▶ [EXCERPTED TEXT]:
****************************************

The only solution is to either have a TFTP server on the same LAN as the target system, or keeping around legacy IPv4 networking so that the target system can use UEFI IPV4 PXE to boot something like syslinux.efi, or GRUB2, or iPXE, which in turn has IPv6 support, and can finish downloading the kernel and initramfs over IPv6.

At first I thought I was doing something wrong in Kea (and I verified this with the old ISC DHCP), but no, packet captures prove that during UEFI PXE boot the system is making zero effort to send out Router Solicitations. It also tries to do Neighbor Discovery for IPv6 addresses that it should be sending to the default gateway, which implies it’s not honoring Router Advertisements that tell the system its prefix and prefix length. Or, it has some wild ideas as what it thinks are “on-link”, which is how IPv6 determines if something is on the same L2 network.

****************************************

▶ [SUPPLIED DATA]:

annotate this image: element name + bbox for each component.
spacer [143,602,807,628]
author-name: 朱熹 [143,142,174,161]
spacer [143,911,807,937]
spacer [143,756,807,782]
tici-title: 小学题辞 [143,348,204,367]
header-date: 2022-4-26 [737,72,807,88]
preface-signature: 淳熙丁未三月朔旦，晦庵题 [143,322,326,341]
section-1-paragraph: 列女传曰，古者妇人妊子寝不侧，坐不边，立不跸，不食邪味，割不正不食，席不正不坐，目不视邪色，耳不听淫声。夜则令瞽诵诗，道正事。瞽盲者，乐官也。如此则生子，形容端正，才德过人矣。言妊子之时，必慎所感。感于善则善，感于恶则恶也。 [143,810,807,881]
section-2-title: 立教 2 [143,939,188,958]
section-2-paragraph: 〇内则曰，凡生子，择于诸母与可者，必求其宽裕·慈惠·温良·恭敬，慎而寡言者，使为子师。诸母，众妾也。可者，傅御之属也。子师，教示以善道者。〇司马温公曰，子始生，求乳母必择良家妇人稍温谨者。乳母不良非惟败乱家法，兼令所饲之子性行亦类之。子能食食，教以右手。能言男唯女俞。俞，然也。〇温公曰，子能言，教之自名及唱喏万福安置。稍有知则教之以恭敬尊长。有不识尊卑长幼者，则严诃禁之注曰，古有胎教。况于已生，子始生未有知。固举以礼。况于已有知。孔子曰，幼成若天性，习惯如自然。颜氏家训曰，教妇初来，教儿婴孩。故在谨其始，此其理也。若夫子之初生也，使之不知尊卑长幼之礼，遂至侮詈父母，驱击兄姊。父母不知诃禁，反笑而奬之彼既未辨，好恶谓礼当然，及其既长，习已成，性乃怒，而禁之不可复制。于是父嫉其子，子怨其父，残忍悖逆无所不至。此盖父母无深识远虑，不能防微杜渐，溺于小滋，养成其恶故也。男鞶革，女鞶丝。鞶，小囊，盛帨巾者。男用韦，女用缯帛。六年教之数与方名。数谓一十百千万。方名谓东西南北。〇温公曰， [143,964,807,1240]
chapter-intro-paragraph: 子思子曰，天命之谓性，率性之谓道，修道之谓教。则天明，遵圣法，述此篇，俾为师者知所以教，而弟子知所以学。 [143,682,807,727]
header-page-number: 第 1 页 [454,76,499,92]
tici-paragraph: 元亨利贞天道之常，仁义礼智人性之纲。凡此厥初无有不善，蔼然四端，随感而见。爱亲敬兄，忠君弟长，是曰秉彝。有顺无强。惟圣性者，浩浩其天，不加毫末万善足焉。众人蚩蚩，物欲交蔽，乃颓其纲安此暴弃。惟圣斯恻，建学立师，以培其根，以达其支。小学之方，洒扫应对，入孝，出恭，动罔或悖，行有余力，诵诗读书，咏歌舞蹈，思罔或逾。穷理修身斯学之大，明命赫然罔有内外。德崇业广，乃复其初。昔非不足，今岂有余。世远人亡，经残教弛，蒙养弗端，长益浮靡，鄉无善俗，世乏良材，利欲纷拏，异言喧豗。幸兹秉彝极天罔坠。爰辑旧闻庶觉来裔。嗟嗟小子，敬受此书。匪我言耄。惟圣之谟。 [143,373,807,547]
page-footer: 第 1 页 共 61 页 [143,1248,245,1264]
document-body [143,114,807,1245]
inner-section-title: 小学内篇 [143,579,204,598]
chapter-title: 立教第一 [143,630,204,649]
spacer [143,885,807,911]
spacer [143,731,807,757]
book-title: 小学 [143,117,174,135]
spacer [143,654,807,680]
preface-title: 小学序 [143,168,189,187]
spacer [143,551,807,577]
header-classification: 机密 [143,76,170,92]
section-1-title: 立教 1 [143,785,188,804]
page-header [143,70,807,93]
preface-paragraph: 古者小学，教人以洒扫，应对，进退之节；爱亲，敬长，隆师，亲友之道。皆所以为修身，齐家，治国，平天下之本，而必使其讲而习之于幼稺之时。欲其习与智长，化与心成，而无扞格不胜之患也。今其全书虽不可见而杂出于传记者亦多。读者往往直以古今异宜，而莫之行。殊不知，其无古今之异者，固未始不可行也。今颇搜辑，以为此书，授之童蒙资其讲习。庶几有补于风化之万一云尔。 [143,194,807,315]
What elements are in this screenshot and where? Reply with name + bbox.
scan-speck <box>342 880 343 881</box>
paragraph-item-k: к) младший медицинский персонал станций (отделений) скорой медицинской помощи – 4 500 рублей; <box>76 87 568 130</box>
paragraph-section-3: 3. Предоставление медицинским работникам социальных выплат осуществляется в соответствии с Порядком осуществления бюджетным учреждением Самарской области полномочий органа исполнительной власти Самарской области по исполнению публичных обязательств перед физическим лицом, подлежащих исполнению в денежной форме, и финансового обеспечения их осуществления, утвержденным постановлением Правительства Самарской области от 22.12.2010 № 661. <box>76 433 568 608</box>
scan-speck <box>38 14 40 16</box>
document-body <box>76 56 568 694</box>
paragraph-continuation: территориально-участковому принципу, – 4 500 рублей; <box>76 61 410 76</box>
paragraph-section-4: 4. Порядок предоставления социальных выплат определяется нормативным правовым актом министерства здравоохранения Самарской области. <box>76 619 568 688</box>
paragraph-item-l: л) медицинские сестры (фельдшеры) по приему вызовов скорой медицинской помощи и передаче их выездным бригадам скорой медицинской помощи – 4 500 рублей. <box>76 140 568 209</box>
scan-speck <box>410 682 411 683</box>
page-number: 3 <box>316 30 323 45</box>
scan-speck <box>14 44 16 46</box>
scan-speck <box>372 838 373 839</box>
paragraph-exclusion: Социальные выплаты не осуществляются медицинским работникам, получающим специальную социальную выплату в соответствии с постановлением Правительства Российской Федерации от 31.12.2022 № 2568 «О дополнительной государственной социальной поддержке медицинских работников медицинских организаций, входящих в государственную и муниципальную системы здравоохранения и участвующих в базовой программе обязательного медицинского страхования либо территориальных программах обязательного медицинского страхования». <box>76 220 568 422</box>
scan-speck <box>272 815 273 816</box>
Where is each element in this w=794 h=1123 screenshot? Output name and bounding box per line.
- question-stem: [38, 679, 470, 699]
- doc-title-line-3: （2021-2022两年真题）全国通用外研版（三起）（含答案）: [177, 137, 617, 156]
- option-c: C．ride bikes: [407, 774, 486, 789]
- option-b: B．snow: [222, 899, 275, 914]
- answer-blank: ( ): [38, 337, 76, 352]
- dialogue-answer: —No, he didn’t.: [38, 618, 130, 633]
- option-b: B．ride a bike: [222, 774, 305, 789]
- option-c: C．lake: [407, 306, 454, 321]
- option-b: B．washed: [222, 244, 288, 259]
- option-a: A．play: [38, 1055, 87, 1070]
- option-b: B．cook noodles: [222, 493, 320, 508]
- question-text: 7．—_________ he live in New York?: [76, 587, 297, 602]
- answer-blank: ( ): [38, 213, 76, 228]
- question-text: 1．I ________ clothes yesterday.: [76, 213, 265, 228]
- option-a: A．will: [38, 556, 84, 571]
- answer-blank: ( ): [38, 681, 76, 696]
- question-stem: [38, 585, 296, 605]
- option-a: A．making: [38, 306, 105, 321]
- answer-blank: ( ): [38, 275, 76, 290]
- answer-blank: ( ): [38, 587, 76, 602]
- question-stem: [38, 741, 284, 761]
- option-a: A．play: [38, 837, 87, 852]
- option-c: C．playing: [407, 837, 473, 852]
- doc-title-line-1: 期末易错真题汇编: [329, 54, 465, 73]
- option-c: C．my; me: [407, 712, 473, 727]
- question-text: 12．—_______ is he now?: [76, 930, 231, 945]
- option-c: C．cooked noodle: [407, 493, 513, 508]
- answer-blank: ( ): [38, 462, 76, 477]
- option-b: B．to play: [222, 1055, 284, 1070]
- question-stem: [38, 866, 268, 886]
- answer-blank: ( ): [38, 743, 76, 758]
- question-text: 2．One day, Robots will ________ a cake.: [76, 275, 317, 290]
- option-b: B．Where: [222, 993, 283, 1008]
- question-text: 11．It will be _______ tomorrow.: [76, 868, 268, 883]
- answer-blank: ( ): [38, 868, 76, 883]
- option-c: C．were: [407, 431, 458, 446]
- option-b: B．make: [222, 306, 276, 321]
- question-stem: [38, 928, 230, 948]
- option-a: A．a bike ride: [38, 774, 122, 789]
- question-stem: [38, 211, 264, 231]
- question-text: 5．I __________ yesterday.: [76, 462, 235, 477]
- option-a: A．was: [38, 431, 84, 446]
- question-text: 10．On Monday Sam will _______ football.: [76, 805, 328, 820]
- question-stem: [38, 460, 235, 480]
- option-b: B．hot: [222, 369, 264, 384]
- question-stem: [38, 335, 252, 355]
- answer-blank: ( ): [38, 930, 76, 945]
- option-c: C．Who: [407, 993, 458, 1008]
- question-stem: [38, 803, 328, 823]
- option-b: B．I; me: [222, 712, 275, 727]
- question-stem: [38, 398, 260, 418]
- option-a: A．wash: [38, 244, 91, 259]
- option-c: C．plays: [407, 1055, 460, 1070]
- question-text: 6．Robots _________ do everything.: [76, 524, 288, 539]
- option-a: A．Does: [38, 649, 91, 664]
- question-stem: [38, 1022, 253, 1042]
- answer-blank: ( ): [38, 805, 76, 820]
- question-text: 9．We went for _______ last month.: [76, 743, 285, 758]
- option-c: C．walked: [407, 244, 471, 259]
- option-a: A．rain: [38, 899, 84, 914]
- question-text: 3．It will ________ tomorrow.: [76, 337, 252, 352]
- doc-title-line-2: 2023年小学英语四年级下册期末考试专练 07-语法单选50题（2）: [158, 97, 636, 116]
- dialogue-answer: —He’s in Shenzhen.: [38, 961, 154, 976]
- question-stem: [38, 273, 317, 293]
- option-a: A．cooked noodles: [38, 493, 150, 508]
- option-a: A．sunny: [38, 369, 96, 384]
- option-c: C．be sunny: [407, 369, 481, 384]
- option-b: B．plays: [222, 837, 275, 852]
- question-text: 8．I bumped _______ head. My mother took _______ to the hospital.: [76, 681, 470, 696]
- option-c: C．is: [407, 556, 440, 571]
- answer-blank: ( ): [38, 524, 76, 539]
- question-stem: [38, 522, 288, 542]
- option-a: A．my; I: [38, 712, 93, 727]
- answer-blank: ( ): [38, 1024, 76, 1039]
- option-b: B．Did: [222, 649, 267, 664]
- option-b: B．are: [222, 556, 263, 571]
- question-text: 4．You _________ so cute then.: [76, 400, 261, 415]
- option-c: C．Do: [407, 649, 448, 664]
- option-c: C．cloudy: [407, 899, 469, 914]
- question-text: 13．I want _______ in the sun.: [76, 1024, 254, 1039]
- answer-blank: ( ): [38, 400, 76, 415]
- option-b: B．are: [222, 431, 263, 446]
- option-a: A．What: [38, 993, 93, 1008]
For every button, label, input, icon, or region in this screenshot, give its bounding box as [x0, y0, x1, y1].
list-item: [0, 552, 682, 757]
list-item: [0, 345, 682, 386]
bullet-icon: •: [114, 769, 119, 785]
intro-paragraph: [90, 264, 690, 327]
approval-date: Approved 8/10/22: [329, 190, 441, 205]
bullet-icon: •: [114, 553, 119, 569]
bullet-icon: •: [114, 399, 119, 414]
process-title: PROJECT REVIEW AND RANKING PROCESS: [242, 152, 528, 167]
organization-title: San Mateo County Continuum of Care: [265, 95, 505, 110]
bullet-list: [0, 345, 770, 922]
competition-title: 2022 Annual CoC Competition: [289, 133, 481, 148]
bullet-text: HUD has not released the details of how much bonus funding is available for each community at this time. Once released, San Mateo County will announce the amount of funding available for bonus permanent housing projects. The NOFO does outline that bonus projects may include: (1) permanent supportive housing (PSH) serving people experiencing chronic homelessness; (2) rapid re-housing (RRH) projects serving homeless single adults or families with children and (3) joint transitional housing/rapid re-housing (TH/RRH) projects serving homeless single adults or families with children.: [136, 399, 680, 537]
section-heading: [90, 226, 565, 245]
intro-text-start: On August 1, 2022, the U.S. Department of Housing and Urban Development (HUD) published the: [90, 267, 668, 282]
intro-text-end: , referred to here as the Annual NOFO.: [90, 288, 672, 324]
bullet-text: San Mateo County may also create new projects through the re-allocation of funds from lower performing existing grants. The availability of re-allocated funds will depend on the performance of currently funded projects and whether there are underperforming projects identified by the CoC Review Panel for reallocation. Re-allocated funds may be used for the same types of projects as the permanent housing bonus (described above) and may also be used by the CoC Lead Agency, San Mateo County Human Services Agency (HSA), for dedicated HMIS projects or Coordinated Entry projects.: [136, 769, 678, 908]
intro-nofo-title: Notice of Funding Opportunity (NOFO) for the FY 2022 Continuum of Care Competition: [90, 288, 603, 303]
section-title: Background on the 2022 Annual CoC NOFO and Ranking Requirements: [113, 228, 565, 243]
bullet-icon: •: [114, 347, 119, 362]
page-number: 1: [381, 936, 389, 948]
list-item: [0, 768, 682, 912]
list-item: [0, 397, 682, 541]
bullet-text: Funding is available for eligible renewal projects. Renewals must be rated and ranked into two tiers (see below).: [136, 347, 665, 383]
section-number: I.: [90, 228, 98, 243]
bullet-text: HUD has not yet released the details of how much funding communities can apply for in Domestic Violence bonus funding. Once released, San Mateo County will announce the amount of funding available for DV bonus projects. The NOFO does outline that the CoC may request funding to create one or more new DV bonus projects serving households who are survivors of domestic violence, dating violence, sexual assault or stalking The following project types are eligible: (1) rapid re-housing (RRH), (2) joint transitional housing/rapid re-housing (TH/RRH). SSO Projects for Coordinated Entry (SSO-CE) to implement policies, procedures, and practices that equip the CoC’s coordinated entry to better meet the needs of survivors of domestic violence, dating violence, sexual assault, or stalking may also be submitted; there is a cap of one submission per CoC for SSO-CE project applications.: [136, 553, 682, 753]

****************************************

▶ [EXPLORE THE MATERIAL]:
**a.** Decide whether each statement agrees with the text on UEFI PXE boot, answering yes or no and quoting the deciding words: (i) During UEFI PXE boot, the system sends out Router Solicitations. (ii) iPXE has IPv6 support. (iii) The system tries Neighbor Discovery for IPv6 addresses it should be sending to the default gateway.
**b.** According to the text on UEFI PXE boot, what can a loader such as syslinux.efi, GRUB2, or iPXE finish downloading over IPv6?
**c.** Extract the passage of the text on UEFI PXE boot starting with "At first I thought" and going on through "same L2 network.".
Base every answer only on the text about UEFI PXE boot.

▶ [TASK RESULTS]:
**a.**
(i) No: "the system is making zero effort to send out Router Solicitations"
(ii) Yes: "or iPXE, which in turn has IPv6 support"
(iii) Yes: "It also tries to do Neighbor Discovery for IPv6 addresses that it should be sending to the default gateway"

**b.** The kernel and initramfs.

**c.**
At first I thought I was doing something wrong in Kea (and I verified this with the old ISC DHCP), but no, packet captures prove that during UEFI PXE boot the system is making zero effort to send out Router Solicitations. It also tries to do Neighbor Discovery for IPv6 addresses that it should be sending to the default gateway, which implies it’s not honoring Router Advertisements that tell the system its prefix and prefix length. Or, it has some wild ideas as what it thinks are “on-link”, which is how IPv6 determines if something is on the same L2 network.